Given problem
Read the listing below and copy out every line that holds "switching".

Listed records
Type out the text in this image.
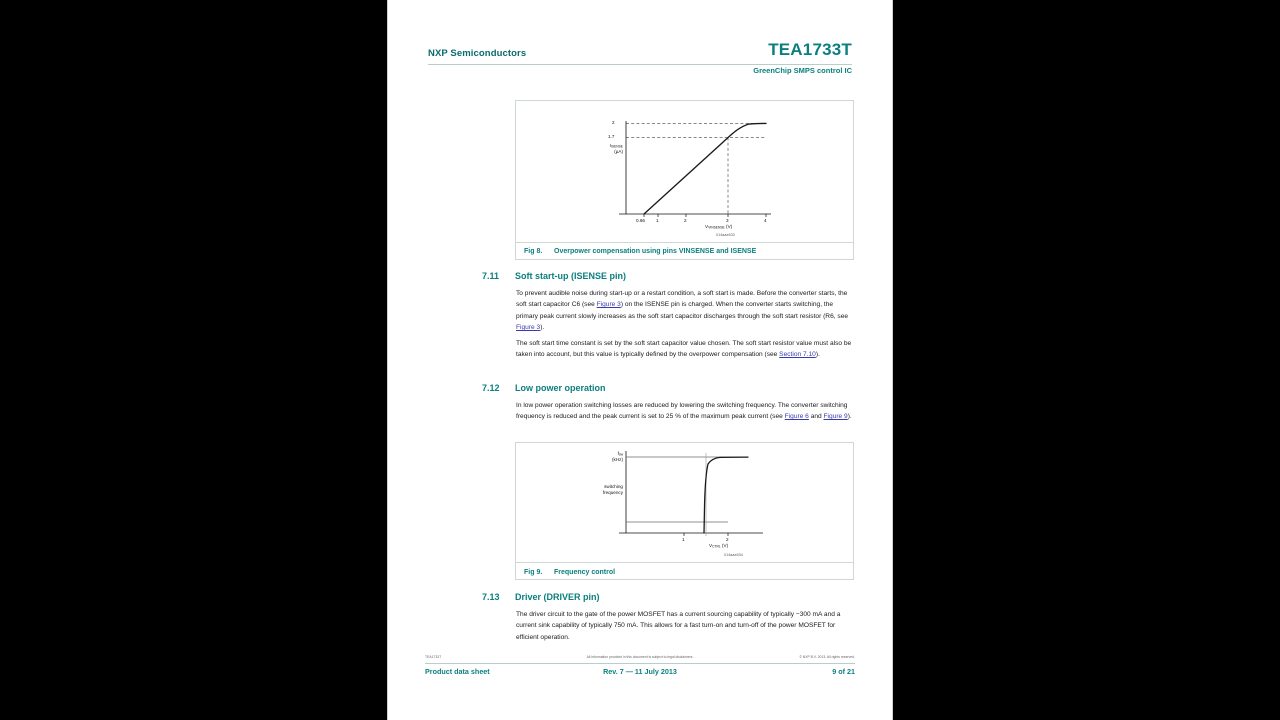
NXP Semiconductors	TEA1733T
GreenChip SMPS control IC
IISENSE
(µA)
2
1.7
0.66 1	2	3	4
VVINSENSE (V)
014aaa933
Fig 8. Overpower compensation using pins VINSENSE and ISENSE
7.11 Soft start-up (ISENSE pin)
To prevent audible noise during start-up or a restart condition, a soft start is made. Before the converter starts, the soft start capacitor C6 (see Figure 3) on the ISENSE pin is charged. When the converter starts switching, the primary peak current slowly increases as the soft start capacitor discharges through the soft start resistor (R6, see Figure 3).
The soft start time constant is set by the soft start capacitor value chosen. The soft start resistor value must also be taken into account, but this value is typically defined by the overpower compensation (see Section 7.10).
7.12 Low power operation
In low power operation switching losses are reduced by lowering the switching frequency. The converter switching frequency is reduced and the peak current is set to 25 % of the maximum peak current (see Figure 6 and Figure 9).
fsw
(kHz)
switching
frequency
1	2
VCTRL (V)
014aaa934
Fig 9. Frequency control
7.13 Driver (DRIVER pin)
The driver circuit to the gate of the power MOSFET has a current sourcing capability of typically −300 mA and a current sink capability of typically 750 mA. This allows for a fast turn-on and turn-off of the power MOSFET for efficient operation.
TEA1733T	All information provided in this document is subject to legal disclaimers.	© NXP B.V. 2013. All rights reserved.
Product data sheet	Rev. 7 — 11 July 2013	9 of 21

Task result
To prevent audible noise during start-up or a restart condition, a soft start is made. Before the converter starts, the soft start capacitor C6 (see Figure 3) on the ISENSE pin is charged. When the converter starts switching, the primary peak current slowly increases as the soft start capacitor discharges through the soft start resistor (R6, see Figure 3).
In low power operation switching losses are reduced by lowering the switching frequency. The converter switching frequency is reduced and the peak current is set to 25 % of the maximum peak current (see Figure 6 and Figure 9).
switching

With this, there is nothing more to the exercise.